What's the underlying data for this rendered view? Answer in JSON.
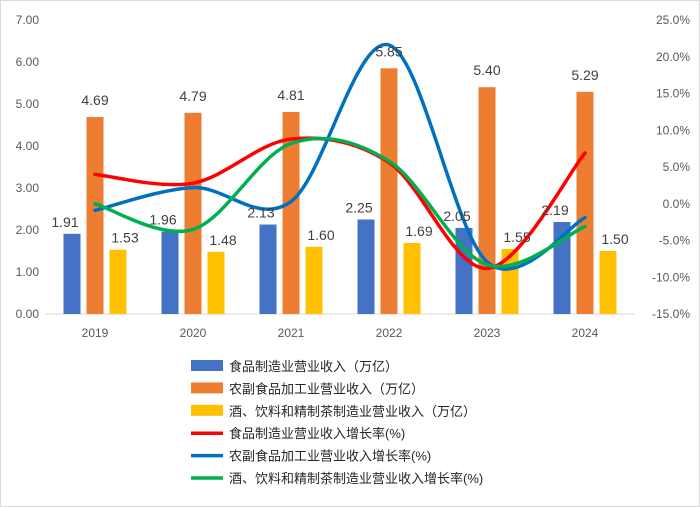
{
  "chart_data": {
    "type": "bar",
    "categories": [
      "2019",
      "2020",
      "2021",
      "2022",
      "2023",
      "2024"
    ],
    "y_left": {
      "ylim": [
        0,
        7
      ],
      "ticks": [
        "0.00",
        "1.00",
        "2.00",
        "3.00",
        "4.00",
        "5.00",
        "6.00",
        "7.00"
      ]
    },
    "y_right": {
      "ylim": [
        -15,
        25
      ],
      "ticks": [
        "-15.0%",
        "-10.0%",
        "-5.0%",
        "0.0%",
        "5.0%",
        "10.0%",
        "15.0%",
        "20.0%",
        "25.0%"
      ]
    },
    "bar_series": [
      {
        "name": "食品制造业营业收入（万亿）",
        "color": "#4472c4",
        "values": [
          1.91,
          1.96,
          2.13,
          2.25,
          2.05,
          2.19
        ],
        "labels": [
          "1.91",
          "1.96",
          "2.13",
          "2.25",
          "2.05",
          "2.19"
        ]
      },
      {
        "name": "农副食品加工业营业收入（万亿）",
        "color": "#ed7d31",
        "values": [
          4.69,
          4.79,
          4.81,
          5.85,
          5.4,
          5.29
        ],
        "labels": [
          "4.69",
          "4.79",
          "4.81",
          "5.85",
          "5.40",
          "5.29"
        ]
      },
      {
        "name": "酒、饮料和精制茶制造业营业收入（万亿）",
        "color": "#ffc000",
        "values": [
          1.53,
          1.48,
          1.6,
          1.69,
          1.55,
          1.5
        ],
        "labels": [
          "1.53",
          "1.48",
          "1.60",
          "1.69",
          "1.55",
          "1.50"
        ]
      }
    ],
    "line_series": [
      {
        "name": "食品制造业营业收入增长率(%)",
        "color": "#ff0000",
        "axis": "right",
        "values": [
          4.0,
          2.8,
          8.8,
          5.6,
          -8.8,
          6.9
        ]
      },
      {
        "name": "农副食品加工业营业收入增长率(%)",
        "color": "#0070c0",
        "axis": "right",
        "values": [
          -0.9,
          2.2,
          0.3,
          21.6,
          -7.9,
          -1.9
        ]
      },
      {
        "name": "酒、饮料和精制茶制造业营业收入增长率(%)",
        "color": "#00b050",
        "axis": "right",
        "values": [
          0.0,
          -3.5,
          8.2,
          5.8,
          -8.3,
          -3.1
        ]
      }
    ],
    "grid": false,
    "legend_position": "bottom"
  }
}
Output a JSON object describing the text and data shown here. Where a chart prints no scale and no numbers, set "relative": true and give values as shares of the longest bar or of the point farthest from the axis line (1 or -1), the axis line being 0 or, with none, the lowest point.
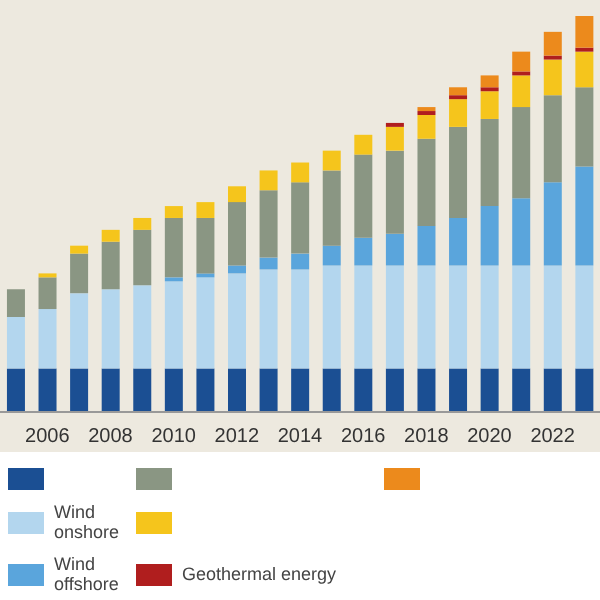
{
  "chart_data": {
    "type": "bar",
    "stacked": true,
    "relative": true,
    "legend": "bottom",
    "categories": [
      null,
      "2006",
      null,
      "2008",
      null,
      "2010",
      null,
      "2012",
      null,
      "2014",
      null,
      "2016",
      null,
      "2018",
      null,
      "2020",
      null,
      "2022",
      null
    ],
    "series": [
      {
        "color": "#1b4f93",
        "values": [
          0.11,
          0.11,
          0.11,
          0.11,
          0.11,
          0.11,
          0.11,
          0.11,
          0.11,
          0.11,
          0.11,
          0.11,
          0.11,
          0.11,
          0.11,
          0.11,
          0.11,
          0.11,
          0.11
        ]
      },
      {
        "name": "Wind onshore",
        "color": "#b3d6ee",
        "values": [
          0.13,
          0.15,
          0.19,
          0.2,
          0.21,
          0.22,
          0.23,
          0.24,
          0.25,
          0.25,
          0.26,
          0.26,
          0.26,
          0.26,
          0.26,
          0.26,
          0.26,
          0.26,
          0.26
        ]
      },
      {
        "name": "Wind offshore",
        "color": "#5aa5dc",
        "values": [
          0,
          0,
          0,
          0,
          0,
          0.01,
          0.01,
          0.02,
          0.03,
          0.04,
          0.05,
          0.07,
          0.08,
          0.1,
          0.12,
          0.15,
          0.17,
          0.21,
          0.25
        ]
      },
      {
        "color": "#8a9683",
        "values": [
          0.07,
          0.08,
          0.1,
          0.12,
          0.14,
          0.15,
          0.14,
          0.16,
          0.17,
          0.18,
          0.19,
          0.21,
          0.21,
          0.22,
          0.23,
          0.22,
          0.23,
          0.22,
          0.2
        ]
      },
      {
        "color": "#f5c51c",
        "values": [
          0,
          0.01,
          0.02,
          0.03,
          0.03,
          0.03,
          0.04,
          0.04,
          0.05,
          0.05,
          0.05,
          0.05,
          0.06,
          0.06,
          0.07,
          0.07,
          0.08,
          0.09,
          0.09
        ]
      },
      {
        "name": "Geothermal energy",
        "color": "#b01e1e",
        "values": [
          0,
          0,
          0,
          0,
          0,
          0,
          0,
          0,
          0,
          0,
          0,
          0,
          0.01,
          0.01,
          0.01,
          0.01,
          0.01,
          0.01,
          0.01
        ]
      },
      {
        "color": "#ec8a1c",
        "values": [
          0,
          0,
          0,
          0,
          0,
          0,
          0,
          0,
          0,
          0,
          0,
          0,
          0,
          0.01,
          0.02,
          0.03,
          0.05,
          0.06,
          0.08
        ]
      }
    ]
  }
}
################
> DIRECTIONS FOR THIS TASK: Would you return the data exactly as written, without the pictures?

> FINISHED ANSWER:
What's the underlying data for this rendered view? Answer in JSON.
{
  "chart_data": {
    "type": "bar",
    "categories": [
      "2019",
      "2020",
      "2021",
      "2022",
      "2023",
      "2024"
    ],
    "y_left": {
      "ylim": [
        0,
        7
      ],
      "ticks": [
        "0.00",
        "1.00",
        "2.00",
        "3.00",
        "4.00",
        "5.00",
        "6.00",
        "7.00"
      ]
    },
    "y_right": {
      "ylim": [
        -15,
        25
      ],
      "ticks": [
        "-15.0%",
        "-10.0%",
        "-5.0%",
        "0.0%",
        "5.0%",
        "10.0%",
        "15.0%",
        "20.0%",
        "25.0%"
      ]
    },
    "bar_series": [
      {
        "name": "食品制造业营业收入（万亿）",
        "color": "#4472c4",
        "values": [
          1.91,
          1.96,
          2.13,
          2.25,
          2.05,
          2.19
        ],
        "labels": [
          "1.91",
          "1.96",
          "2.13",
          "2.25",
          "2.05",
          "2.19"
        ]
      },
      {
        "name": "农副食品加工业营业收入（万亿）",
        "color": "#ed7d31",
        "values": [
          4.69,
          4.79,
          4.81,
          5.85,
          5.4,
          5.29
        ],
        "labels": [
          "4.69",
          "4.79",
          "4.81",
          "5.85",
          "5.40",
          "5.29"
        ]
      },
      {
        "name": "酒、饮料和精制茶制造业营业收入（万亿）",
        "color": "#ffc000",
        "values": [
          1.53,
          1.48,
          1.6,
          1.69,
          1.55,
          1.5
        ],
        "labels": [
          "1.53",
          "1.48",
          "1.60",
          "1.69",
          "1.55",
          "1.50"
        ]
      }
    ],
    "line_series": [
      {
        "name": "食品制造业营业收入增长率(%)",
        "color": "#ff0000",
        "axis": "right",
        "values": [
          4.0,
          2.8,
          8.8,
          5.6,
          -8.8,
          6.9
        ]
      },
      {
        "name": "农副食品加工业营业收入增长率(%)",
        "color": "#0070c0",
        "axis": "right",
        "values": [
          -0.9,
          2.2,
          0.3,
          21.6,
          -7.9,
          -1.9
        ]
      },
      {
        "name": "酒、饮料和精制茶制造业营业收入增长率(%)",
        "color": "#00b050",
        "axis": "right",
        "values": [
          0.0,
          -3.5,
          8.2,
          5.8,
          -8.3,
          -3.1
        ]
      }
    ],
    "grid": false,
    "legend_position": "bottom"
  }
}
Output a JSON object describing the text and data shown here. Where a chart prints no scale and no numbers, set "relative": true and give values as shares of the longest bar or of the point farthest from the axis line (1 or -1), the axis line being 0 or, with none, the lowest point.
{
  "chart_data": {
    "type": "bar",
    "stacked": true,
    "relative": true,
    "legend": "bottom",
    "categories": [
      null,
      "2006",
      null,
      "2008",
      null,
      "2010",
      null,
      "2012",
      null,
      "2014",
      null,
      "2016",
      null,
      "2018",
      null,
      "2020",
      null,
      "2022",
      null
    ],
    "series": [
      {
        "color": "#1b4f93",
        "values": [
          0.11,
          0.11,
          0.11,
          0.11,
          0.11,
          0.11,
          0.11,
          0.11,
          0.11,
          0.11,
          0.11,
          0.11,
          0.11,
          0.11,
          0.11,
          0.11,
          0.11,
          0.11,
          0.11
        ]
      },
      {
        "name": "Wind onshore",
        "color": "#b3d6ee",
        "values": [
          0.13,
          0.15,
          0.19,
          0.2,
          0.21,
          0.22,
          0.23,
          0.24,
          0.25,
          0.25,
          0.26,
          0.26,
          0.26,
          0.26,
          0.26,
          0.26,
          0.26,
          0.26,
          0.26
        ]
      },
      {
        "name": "Wind offshore",
        "color": "#5aa5dc",
        "values": [
          0,
          0,
          0,
          0,
          0,
          0.01,
          0.01,
          0.02,
          0.03,
          0.04,
          0.05,
          0.07,
          0.08,
          0.1,
          0.12,
          0.15,
          0.17,
          0.21,
          0.25
        ]
      },
      {
        "color": "#8a9683",
        "values": [
          0.07,
          0.08,
          0.1,
          0.12,
          0.14,
          0.15,
          0.14,
          0.16,
          0.17,
          0.18,
          0.19,
          0.21,
          0.21,
          0.22,
          0.23,
          0.22,
          0.23,
          0.22,
          0.2
        ]
      },
      {
        "color": "#f5c51c",
        "values": [
          0,
          0.01,
          0.02,
          0.03,
          0.03,
          0.03,
          0.04,
          0.04,
          0.05,
          0.05,
          0.05,
          0.05,
          0.06,
          0.06,
          0.07,
          0.07,
          0.08,
          0.09,
          0.09
        ]
      },
      {
        "name": "Geothermal energy",
        "color": "#b01e1e",
        "values": [
          0,
          0,
          0,
          0,
          0,
          0,
          0,
          0,
          0,
          0,
          0,
          0,
          0.01,
          0.01,
          0.01,
          0.01,
          0.01,
          0.01,
          0.01
        ]
      },
      {
        "color": "#ec8a1c",
        "values": [
          0,
          0,
          0,
          0,
          0,
          0,
          0,
          0,
          0,
          0,
          0,
          0,
          0,
          0.01,
          0.02,
          0.03,
          0.05,
          0.06,
          0.08
        ]
      }
    ]
  }
}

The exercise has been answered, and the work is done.